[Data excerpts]

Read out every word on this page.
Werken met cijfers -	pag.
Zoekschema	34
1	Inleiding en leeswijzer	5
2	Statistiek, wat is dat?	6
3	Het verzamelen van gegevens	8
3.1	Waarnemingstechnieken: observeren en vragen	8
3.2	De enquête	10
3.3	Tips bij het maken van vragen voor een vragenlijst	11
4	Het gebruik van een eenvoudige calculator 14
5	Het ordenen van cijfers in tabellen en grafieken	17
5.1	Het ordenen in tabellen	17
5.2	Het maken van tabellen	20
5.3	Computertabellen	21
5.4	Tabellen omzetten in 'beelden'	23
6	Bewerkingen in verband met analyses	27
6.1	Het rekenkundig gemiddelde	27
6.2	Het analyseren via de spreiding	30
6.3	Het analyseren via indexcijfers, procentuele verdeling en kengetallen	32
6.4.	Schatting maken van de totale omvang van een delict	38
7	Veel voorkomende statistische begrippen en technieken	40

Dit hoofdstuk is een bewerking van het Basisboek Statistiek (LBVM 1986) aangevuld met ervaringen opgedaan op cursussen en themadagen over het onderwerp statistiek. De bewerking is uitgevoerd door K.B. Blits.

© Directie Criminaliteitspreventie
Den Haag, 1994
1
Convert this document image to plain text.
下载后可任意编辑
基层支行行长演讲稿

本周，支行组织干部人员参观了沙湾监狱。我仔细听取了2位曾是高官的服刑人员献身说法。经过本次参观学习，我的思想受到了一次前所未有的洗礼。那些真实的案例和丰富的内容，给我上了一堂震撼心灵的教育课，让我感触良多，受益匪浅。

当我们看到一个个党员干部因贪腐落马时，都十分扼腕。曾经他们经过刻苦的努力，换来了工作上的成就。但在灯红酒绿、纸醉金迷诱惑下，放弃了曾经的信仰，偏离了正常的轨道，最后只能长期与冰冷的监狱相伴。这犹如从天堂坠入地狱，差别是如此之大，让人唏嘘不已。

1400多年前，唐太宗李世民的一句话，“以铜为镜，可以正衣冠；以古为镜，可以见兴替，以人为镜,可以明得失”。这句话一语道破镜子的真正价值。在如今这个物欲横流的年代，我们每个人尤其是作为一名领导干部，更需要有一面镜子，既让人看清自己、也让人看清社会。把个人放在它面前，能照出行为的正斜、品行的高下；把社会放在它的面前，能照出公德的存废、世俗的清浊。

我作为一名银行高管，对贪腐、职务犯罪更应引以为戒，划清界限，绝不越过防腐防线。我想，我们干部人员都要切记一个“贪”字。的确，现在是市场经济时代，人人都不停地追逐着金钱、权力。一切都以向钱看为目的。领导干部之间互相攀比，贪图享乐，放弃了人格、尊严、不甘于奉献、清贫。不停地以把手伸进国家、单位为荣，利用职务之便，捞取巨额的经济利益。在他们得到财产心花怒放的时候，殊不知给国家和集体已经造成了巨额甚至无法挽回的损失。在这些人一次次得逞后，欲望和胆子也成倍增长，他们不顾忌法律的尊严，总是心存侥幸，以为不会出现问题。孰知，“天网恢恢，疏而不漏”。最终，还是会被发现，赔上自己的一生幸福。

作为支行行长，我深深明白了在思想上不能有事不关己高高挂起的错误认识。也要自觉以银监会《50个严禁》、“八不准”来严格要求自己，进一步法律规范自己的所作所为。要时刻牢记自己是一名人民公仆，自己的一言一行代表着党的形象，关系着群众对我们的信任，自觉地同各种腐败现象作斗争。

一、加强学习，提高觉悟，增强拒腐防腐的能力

■ SET PROBLEM: Repeat exactly the lines from the one containing "Convert this document image to plain text." through the last line of the records above, both included, and nothing else.

■ RESPONSE TO THE EXERCISE:
Convert this document image to plain text.
下载后可任意编辑
基层支行行长演讲稿

本周，支行组织干部人员参观了沙湾监狱。我仔细听取了2位曾是高官的服刑人员献身说法。经过本次参观学习，我的思想受到了一次前所未有的洗礼。那些真实的案例和丰富的内容，给我上了一堂震撼心灵的教育课，让我感触良多，受益匪浅。

当我们看到一个个党员干部因贪腐落马时，都十分扼腕。曾经他们经过刻苦的努力，换来了工作上的成就。但在灯红酒绿、纸醉金迷诱惑下，放弃了曾经的信仰，偏离了正常的轨道，最后只能长期与冰冷的监狱相伴。这犹如从天堂坠入地狱，差别是如此之大，让人唏嘘不已。

1400多年前，唐太宗李世民的一句话，“以铜为镜，可以正衣冠；以古为镜，可以见兴替，以人为镜,可以明得失”。这句话一语道破镜子的真正价值。在如今这个物欲横流的年代，我们每个人尤其是作为一名领导干部，更需要有一面镜子，既让人看清自己、也让人看清社会。把个人放在它面前，能照出行为的正斜、品行的高下；把社会放在它的面前，能照出公德的存废、世俗的清浊。

我作为一名银行高管，对贪腐、职务犯罪更应引以为戒，划清界限，绝不越过防腐防线。我想，我们干部人员都要切记一个“贪”字。的确，现在是市场经济时代，人人都不停地追逐着金钱、权力。一切都以向钱看为目的。领导干部之间互相攀比，贪图享乐，放弃了人格、尊严、不甘于奉献、清贫。不停地以把手伸进国家、单位为荣，利用职务之便，捞取巨额的经济利益。在他们得到财产心花怒放的时候，殊不知给国家和集体已经造成了巨额甚至无法挽回的损失。在这些人一次次得逞后，欲望和胆子也成倍增长，他们不顾忌法律的尊严，总是心存侥幸，以为不会出现问题。孰知，“天网恢恢，疏而不漏”。最终，还是会被发现，赔上自己的一生幸福。

作为支行行长，我深深明白了在思想上不能有事不关己高高挂起的错误认识。也要自觉以银监会《50个严禁》、“八不准”来严格要求自己，进一步法律规范自己的所作所为。要时刻牢记自己是一名人民公仆，自己的一言一行代表着党的形象，关系着群众对我们的信任，自觉地同各种腐败现象作斗争。

一、加强学习，提高觉悟，增强拒腐防腐的能力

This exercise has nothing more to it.